* [Task instructions]
All of the data that follows should be retyped exactly, please, except the pictures.

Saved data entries
'''

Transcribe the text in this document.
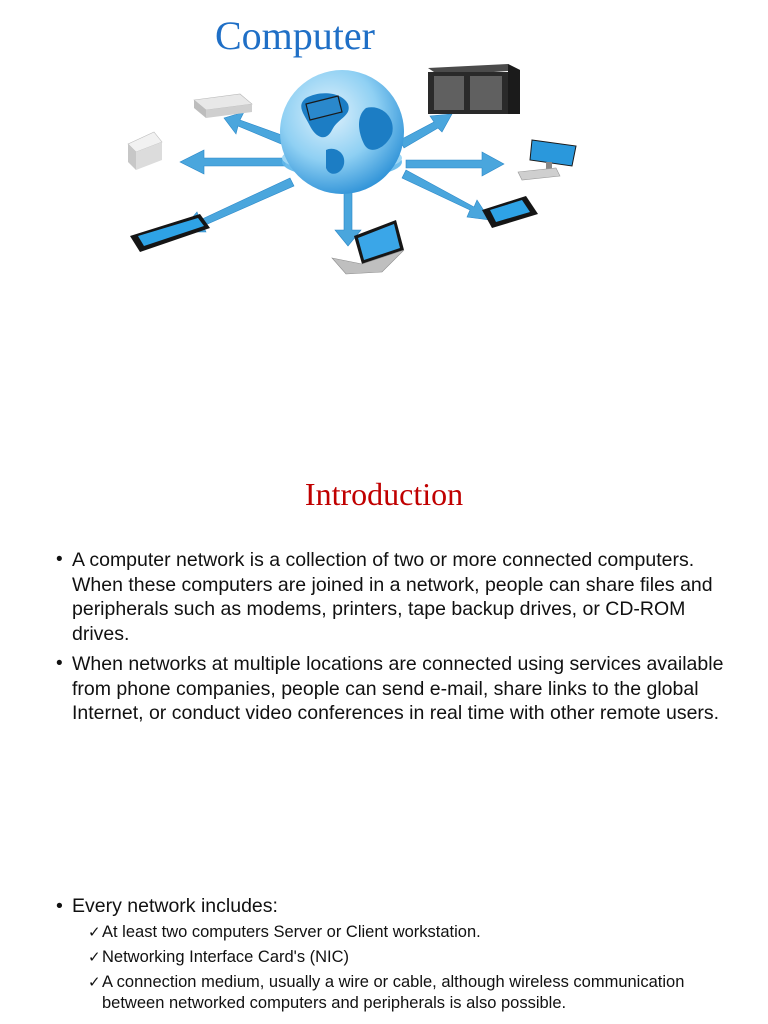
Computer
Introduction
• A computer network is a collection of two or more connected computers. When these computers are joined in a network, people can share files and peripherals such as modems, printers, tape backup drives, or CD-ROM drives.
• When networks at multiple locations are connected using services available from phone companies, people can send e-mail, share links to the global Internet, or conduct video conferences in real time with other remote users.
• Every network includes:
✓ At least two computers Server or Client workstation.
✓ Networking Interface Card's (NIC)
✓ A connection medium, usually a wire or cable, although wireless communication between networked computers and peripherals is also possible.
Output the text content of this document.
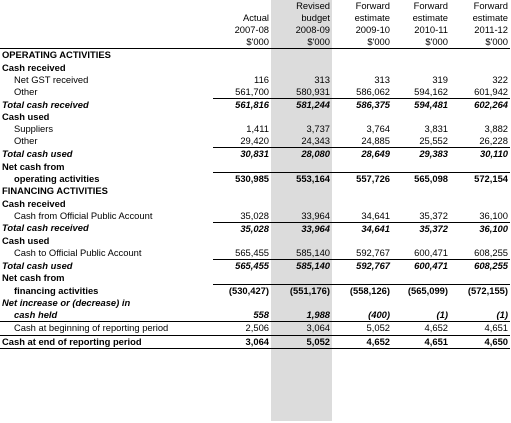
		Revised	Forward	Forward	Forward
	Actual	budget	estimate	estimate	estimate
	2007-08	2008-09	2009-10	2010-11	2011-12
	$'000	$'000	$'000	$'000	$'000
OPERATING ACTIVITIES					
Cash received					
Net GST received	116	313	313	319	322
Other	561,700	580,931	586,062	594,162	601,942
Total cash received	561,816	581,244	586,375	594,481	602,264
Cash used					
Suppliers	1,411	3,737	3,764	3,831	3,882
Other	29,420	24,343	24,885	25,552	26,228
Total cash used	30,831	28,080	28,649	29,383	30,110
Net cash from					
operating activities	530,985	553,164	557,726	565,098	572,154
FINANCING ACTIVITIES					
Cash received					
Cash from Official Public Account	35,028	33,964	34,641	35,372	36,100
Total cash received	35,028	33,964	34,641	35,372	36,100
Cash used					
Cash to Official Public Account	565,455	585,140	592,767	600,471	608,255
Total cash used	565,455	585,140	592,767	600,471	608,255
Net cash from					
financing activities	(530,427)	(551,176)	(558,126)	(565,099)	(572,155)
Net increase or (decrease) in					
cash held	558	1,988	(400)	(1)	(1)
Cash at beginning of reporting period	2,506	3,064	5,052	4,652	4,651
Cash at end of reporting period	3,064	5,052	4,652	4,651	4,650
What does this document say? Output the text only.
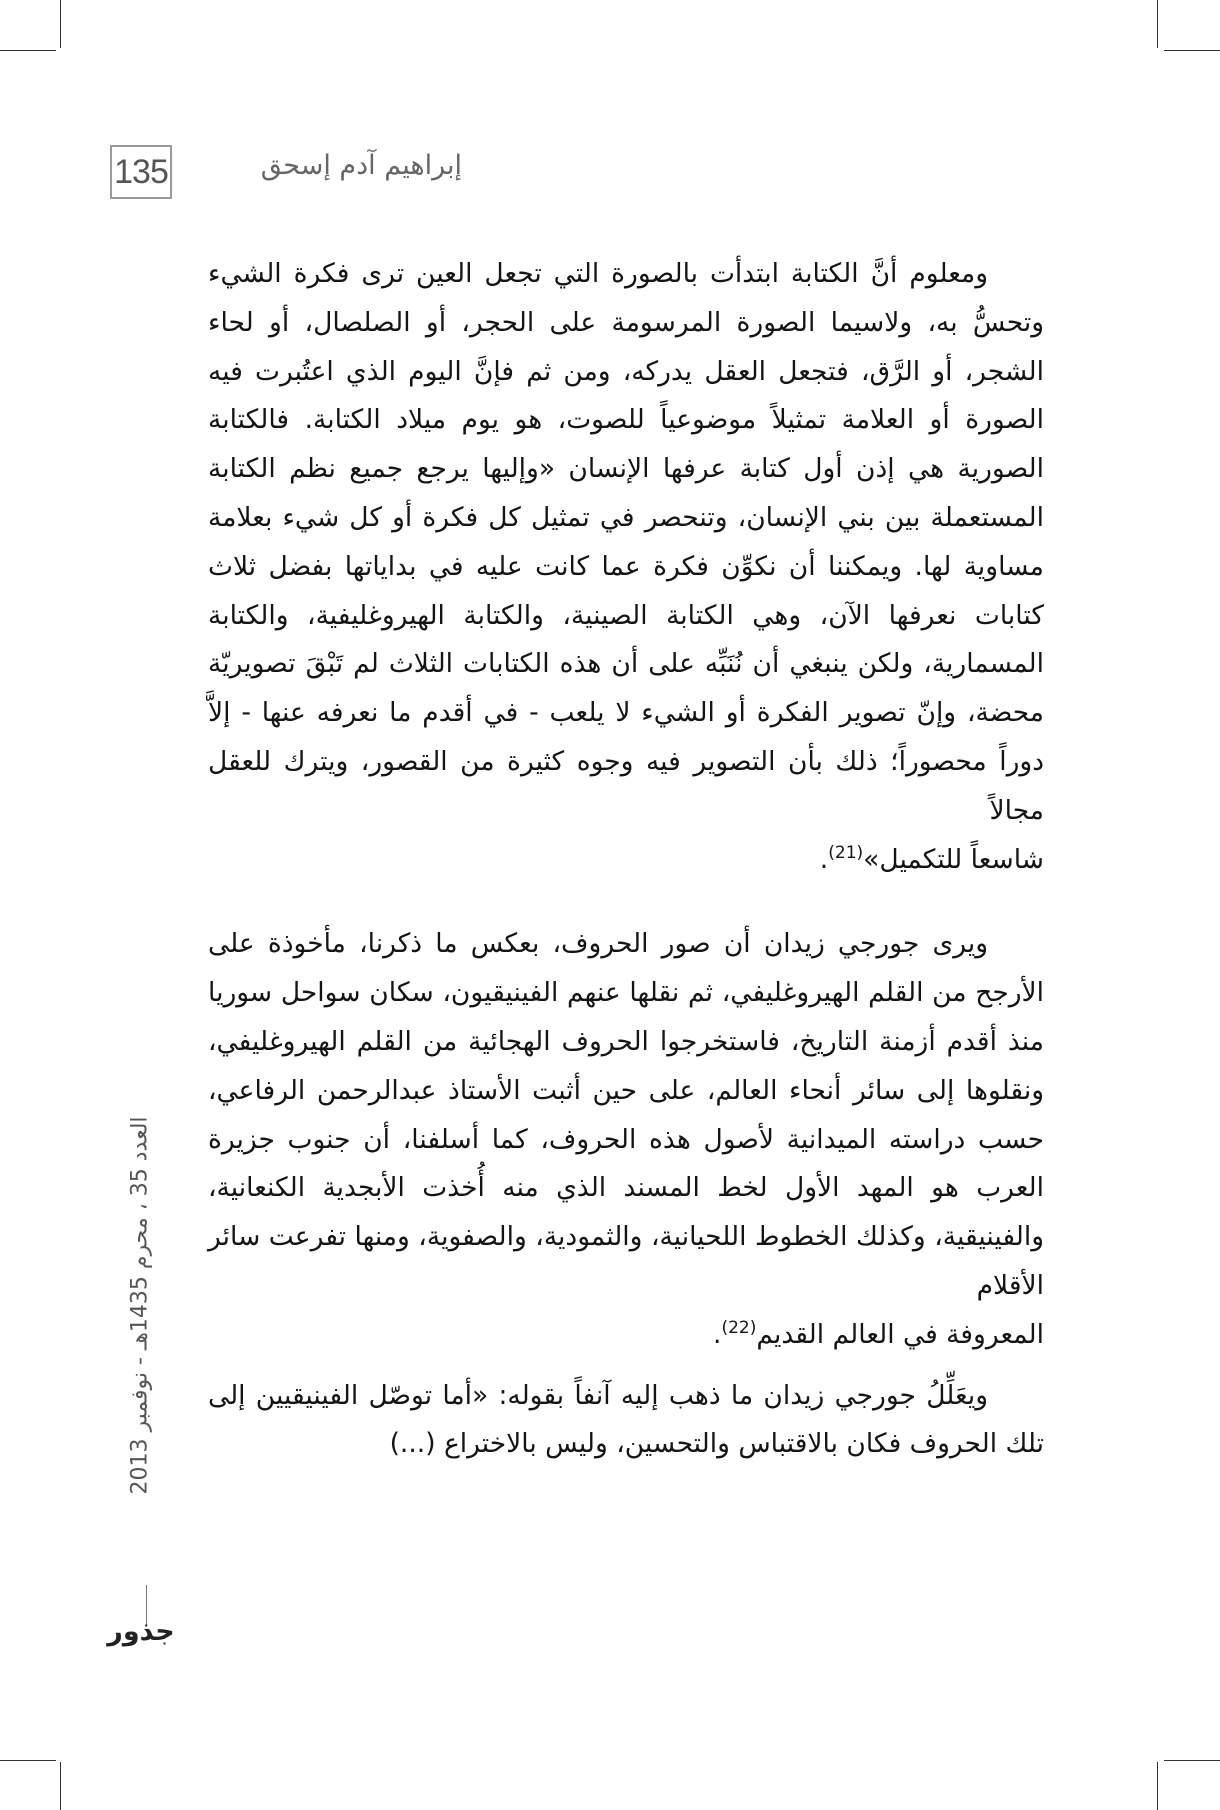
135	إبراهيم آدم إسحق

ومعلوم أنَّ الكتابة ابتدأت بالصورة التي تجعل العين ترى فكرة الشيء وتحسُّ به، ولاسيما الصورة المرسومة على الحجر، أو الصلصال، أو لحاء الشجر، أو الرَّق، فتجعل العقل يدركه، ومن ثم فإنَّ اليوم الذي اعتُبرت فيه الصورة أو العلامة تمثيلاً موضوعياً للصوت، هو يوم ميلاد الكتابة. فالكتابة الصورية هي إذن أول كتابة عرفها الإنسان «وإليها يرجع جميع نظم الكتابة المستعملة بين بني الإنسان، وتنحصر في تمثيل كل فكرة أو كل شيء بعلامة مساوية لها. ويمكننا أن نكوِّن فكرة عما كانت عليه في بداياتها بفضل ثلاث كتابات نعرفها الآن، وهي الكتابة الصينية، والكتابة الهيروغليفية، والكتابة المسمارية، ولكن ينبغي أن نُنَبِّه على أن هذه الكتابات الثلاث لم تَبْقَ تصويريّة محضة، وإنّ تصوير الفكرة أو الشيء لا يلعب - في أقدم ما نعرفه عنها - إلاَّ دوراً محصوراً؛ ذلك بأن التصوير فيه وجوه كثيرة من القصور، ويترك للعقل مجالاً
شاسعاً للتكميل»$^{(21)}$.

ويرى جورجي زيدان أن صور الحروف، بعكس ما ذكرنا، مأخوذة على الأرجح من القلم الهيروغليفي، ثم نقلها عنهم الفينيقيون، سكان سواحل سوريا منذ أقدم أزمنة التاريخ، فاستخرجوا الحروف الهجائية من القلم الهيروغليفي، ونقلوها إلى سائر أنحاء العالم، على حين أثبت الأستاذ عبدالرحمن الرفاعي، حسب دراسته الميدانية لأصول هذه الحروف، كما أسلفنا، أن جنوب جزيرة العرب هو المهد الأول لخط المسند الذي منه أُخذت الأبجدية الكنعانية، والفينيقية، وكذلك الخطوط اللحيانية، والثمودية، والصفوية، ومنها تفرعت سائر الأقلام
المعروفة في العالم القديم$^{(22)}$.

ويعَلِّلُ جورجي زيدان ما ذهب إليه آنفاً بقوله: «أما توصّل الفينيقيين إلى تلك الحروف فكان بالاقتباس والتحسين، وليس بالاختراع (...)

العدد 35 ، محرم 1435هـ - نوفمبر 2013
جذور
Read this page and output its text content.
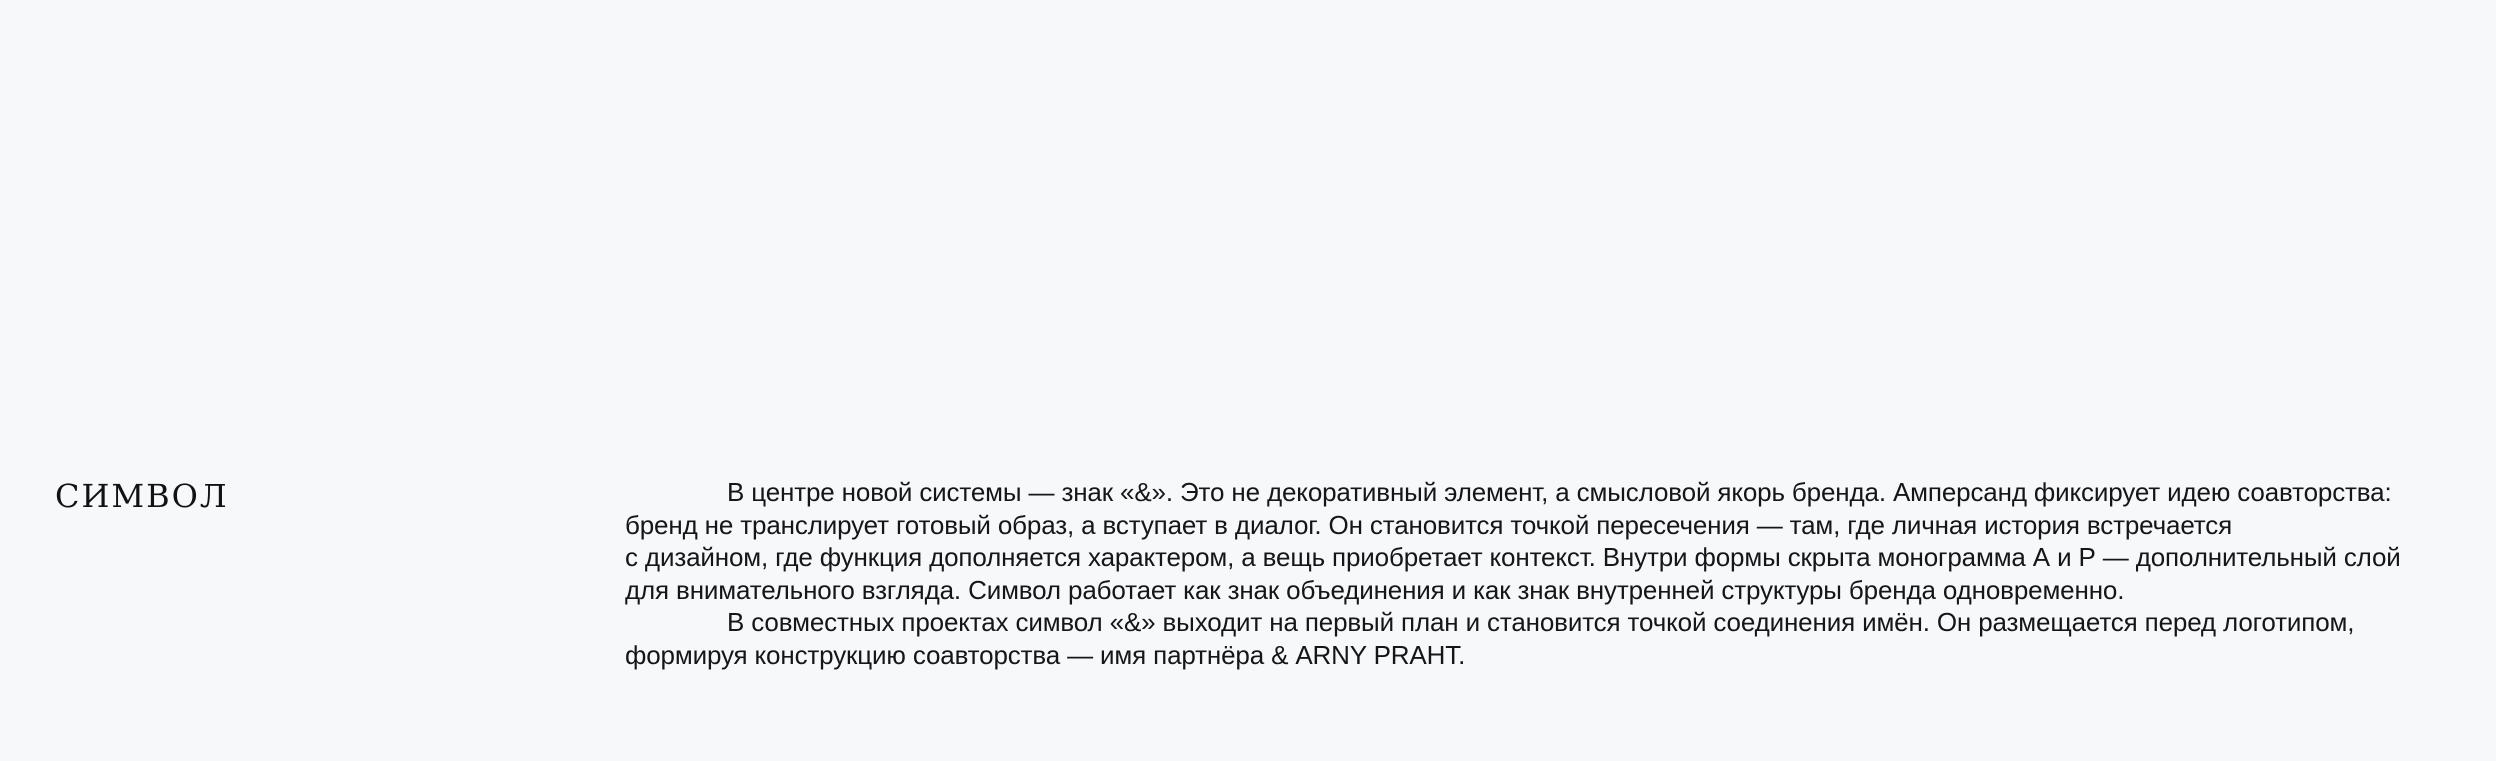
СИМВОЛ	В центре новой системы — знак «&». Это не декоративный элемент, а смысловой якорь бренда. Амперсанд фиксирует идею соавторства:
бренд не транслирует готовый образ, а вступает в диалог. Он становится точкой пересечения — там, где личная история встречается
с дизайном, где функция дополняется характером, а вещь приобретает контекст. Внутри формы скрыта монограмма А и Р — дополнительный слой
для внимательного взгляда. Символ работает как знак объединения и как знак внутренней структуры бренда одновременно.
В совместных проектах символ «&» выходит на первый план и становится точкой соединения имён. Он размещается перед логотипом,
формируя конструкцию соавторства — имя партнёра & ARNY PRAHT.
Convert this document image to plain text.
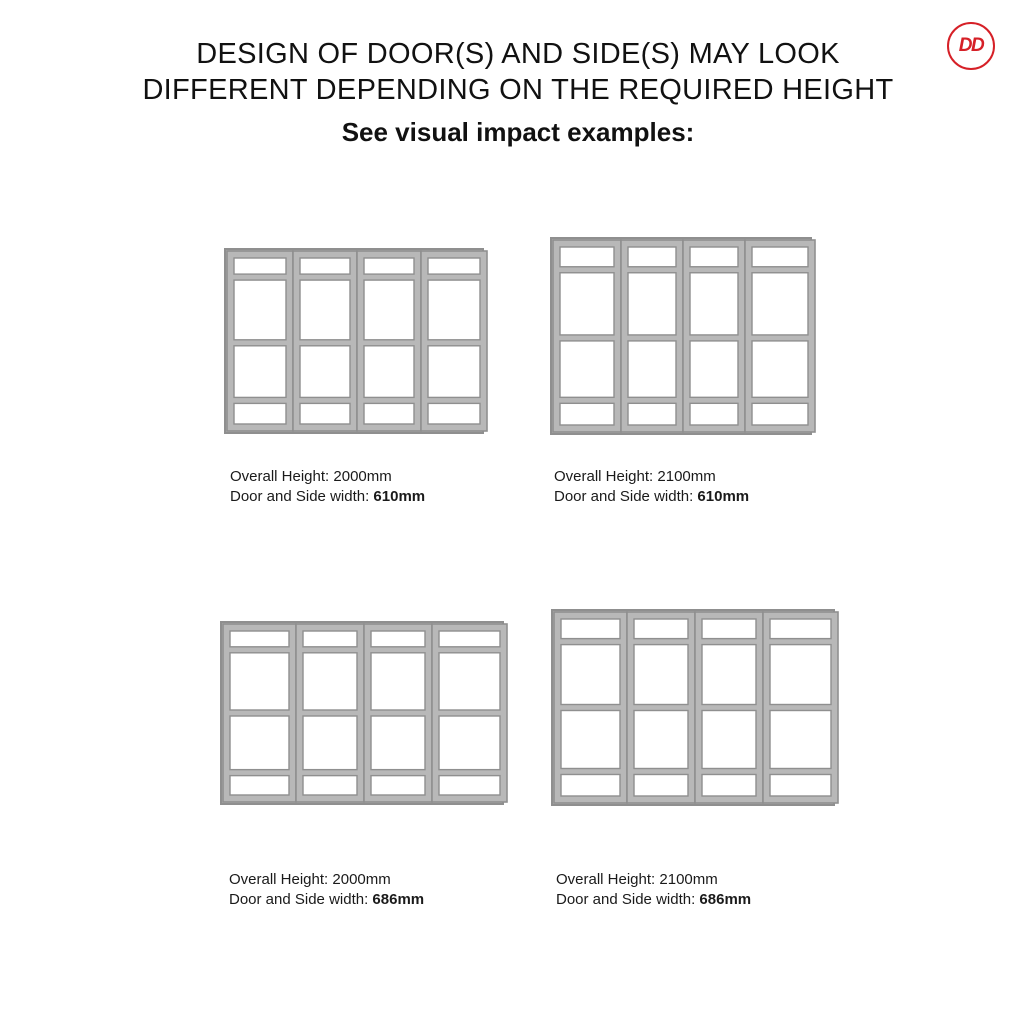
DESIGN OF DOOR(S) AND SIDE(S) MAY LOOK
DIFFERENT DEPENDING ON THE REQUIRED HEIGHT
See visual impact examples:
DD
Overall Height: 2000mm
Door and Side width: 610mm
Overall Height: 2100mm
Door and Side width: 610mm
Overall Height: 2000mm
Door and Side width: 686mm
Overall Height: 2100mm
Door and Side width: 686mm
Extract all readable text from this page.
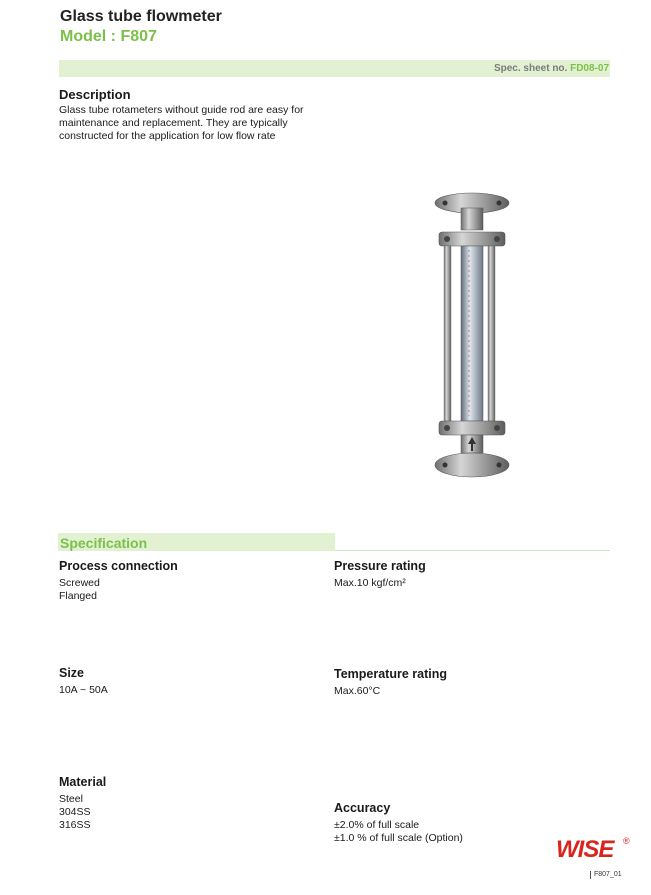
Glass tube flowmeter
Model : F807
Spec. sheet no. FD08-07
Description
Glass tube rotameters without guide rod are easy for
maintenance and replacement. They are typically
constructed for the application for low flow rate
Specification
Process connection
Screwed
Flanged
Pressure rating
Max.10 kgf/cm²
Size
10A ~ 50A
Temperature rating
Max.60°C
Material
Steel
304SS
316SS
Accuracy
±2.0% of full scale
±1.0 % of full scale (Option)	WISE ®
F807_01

'''

* [Task response]
Transcribe the text in this document.
Computer
Introduction
• A computer network is a collection of two or more connected computers. When these computers are joined in a network, people can share files and peripherals such as modems, printers, tape backup drives, or CD-ROM drives.
• When networks at multiple locations are connected using services available from phone companies, people can send e-mail, share links to the global Internet, or conduct video conferences in real time with other remote users.
• Every network includes:
✓ At least two computers Server or Client workstation.
✓ Networking Interface Card's (NIC)
✓ A connection medium, usually a wire or cable, although wireless communication between networked computers and peripherals is also possible.
Output the text content of this document.
		Revised	Forward	Forward	Forward
	Actual	budget	estimate	estimate	estimate
	2007-08	2008-09	2009-10	2010-11	2011-12
	$'000	$'000	$'000	$'000	$'000
OPERATING ACTIVITIES					
Cash received					
Net GST received	116	313	313	319	322
Other	561,700	580,931	586,062	594,162	601,942
Total cash received	561,816	581,244	586,375	594,481	602,264
Cash used					
Suppliers	1,411	3,737	3,764	3,831	3,882
Other	29,420	24,343	24,885	25,552	26,228
Total cash used	30,831	28,080	28,649	29,383	30,110
Net cash from					
operating activities	530,985	553,164	557,726	565,098	572,154
FINANCING ACTIVITIES					
Cash received					
Cash from Official Public Account	35,028	33,964	34,641	35,372	36,100
Total cash received	35,028	33,964	34,641	35,372	36,100
Cash used					
Cash to Official Public Account	565,455	585,140	592,767	600,471	608,255
Total cash used	565,455	585,140	592,767	600,471	608,255
Net cash from					
financing activities	(530,427)	(551,176)	(558,126)	(565,099)	(572,155)
Net increase or (decrease) in					
cash held	558	1,988	(400)	(1)	(1)
Cash at beginning of reporting period	2,506	3,064	5,052	4,652	4,651
Cash at end of reporting period	3,064	5,052	4,652	4,651	4,650
What does this document say? Output the text only.
135	إبراهيم آدم إسحق

ومعلوم أنَّ الكتابة ابتدأت بالصورة التي تجعل العين ترى فكرة الشيء وتحسُّ به، ولاسيما الصورة المرسومة على الحجر، أو الصلصال، أو لحاء الشجر، أو الرَّق، فتجعل العقل يدركه، ومن ثم فإنَّ اليوم الذي اعتُبرت فيه الصورة أو العلامة تمثيلاً موضوعياً للصوت، هو يوم ميلاد الكتابة. فالكتابة الصورية هي إذن أول كتابة عرفها الإنسان «وإليها يرجع جميع نظم الكتابة المستعملة بين بني الإنسان، وتنحصر في تمثيل كل فكرة أو كل شيء بعلامة مساوية لها. ويمكننا أن نكوِّن فكرة عما كانت عليه في بداياتها بفضل ثلاث كتابات نعرفها الآن، وهي الكتابة الصينية، والكتابة الهيروغليفية، والكتابة المسمارية، ولكن ينبغي أن نُنَبِّه على أن هذه الكتابات الثلاث لم تَبْقَ تصويريّة محضة، وإنّ تصوير الفكرة أو الشيء لا يلعب - في أقدم ما نعرفه عنها - إلاَّ دوراً محصوراً؛ ذلك بأن التصوير فيه وجوه كثيرة من القصور، ويترك للعقل مجالاً
شاسعاً للتكميل»$^{(21)}$.

ويرى جورجي زيدان أن صور الحروف، بعكس ما ذكرنا، مأخوذة على الأرجح من القلم الهيروغليفي، ثم نقلها عنهم الفينيقيون، سكان سواحل سوريا منذ أقدم أزمنة التاريخ، فاستخرجوا الحروف الهجائية من القلم الهيروغليفي، ونقلوها إلى سائر أنحاء العالم، على حين أثبت الأستاذ عبدالرحمن الرفاعي، حسب دراسته الميدانية لأصول هذه الحروف، كما أسلفنا، أن جنوب جزيرة العرب هو المهد الأول لخط المسند الذي منه أُخذت الأبجدية الكنعانية، والفينيقية، وكذلك الخطوط اللحيانية، والثمودية، والصفوية، ومنها تفرعت سائر الأقلام
المعروفة في العالم القديم$^{(22)}$.

ويعَلِّلُ جورجي زيدان ما ذهب إليه آنفاً بقوله: «أما توصّل الفينيقيين إلى تلك الحروف فكان بالاقتباس والتحسين، وليس بالاختراع (...)

العدد 35 ، محرم 1435هـ - نوفمبر 2013
جذور
Read this page and output its text content.
СИМВОЛ	В центре новой системы — знак «&». Это не декоративный элемент, а смысловой якорь бренда. Амперсанд фиксирует идею соавторства:
бренд не транслирует готовый образ, а вступает в диалог. Он становится точкой пересечения — там, где личная история встречается
с дизайном, где функция дополняется характером, а вещь приобретает контекст. Внутри формы скрыта монограмма А и Р — дополнительный слой
для внимательного взгляда. Символ работает как знак объединения и как знак внутренней структуры бренда одновременно.
В совместных проектах символ «&» выходит на первый план и становится точкой соединения имён. Он размещается перед логотипом,
формируя конструкцию соавторства — имя партнёра & ARNY PRAHT.
Convert this document image to plain text.
DESIGN OF DOOR(S) AND SIDE(S) MAY LOOK
DIFFERENT DEPENDING ON THE REQUIRED HEIGHT
See visual impact examples:
DD
Overall Height: 2000mm
Door and Side width: 610mm
Overall Height: 2100mm
Door and Side width: 610mm
Overall Height: 2000mm
Door and Side width: 686mm
Overall Height: 2100mm
Door and Side width: 686mm
Extract all readable text from this page.
Glass tube flowmeter
Model : F807
Spec. sheet no. FD08-07
Description
Glass tube rotameters without guide rod are easy for
maintenance and replacement. They are typically
constructed for the application for low flow rate
Specification
Process connection
Screwed
Flanged
Pressure rating
Max.10 kgf/cm²
Size
10A ~ 50A
Temperature rating
Max.60°C
Material
Steel
304SS
316SS
Accuracy
±2.0% of full scale
±1.0 % of full scale (Option)	WISE ®
F807_01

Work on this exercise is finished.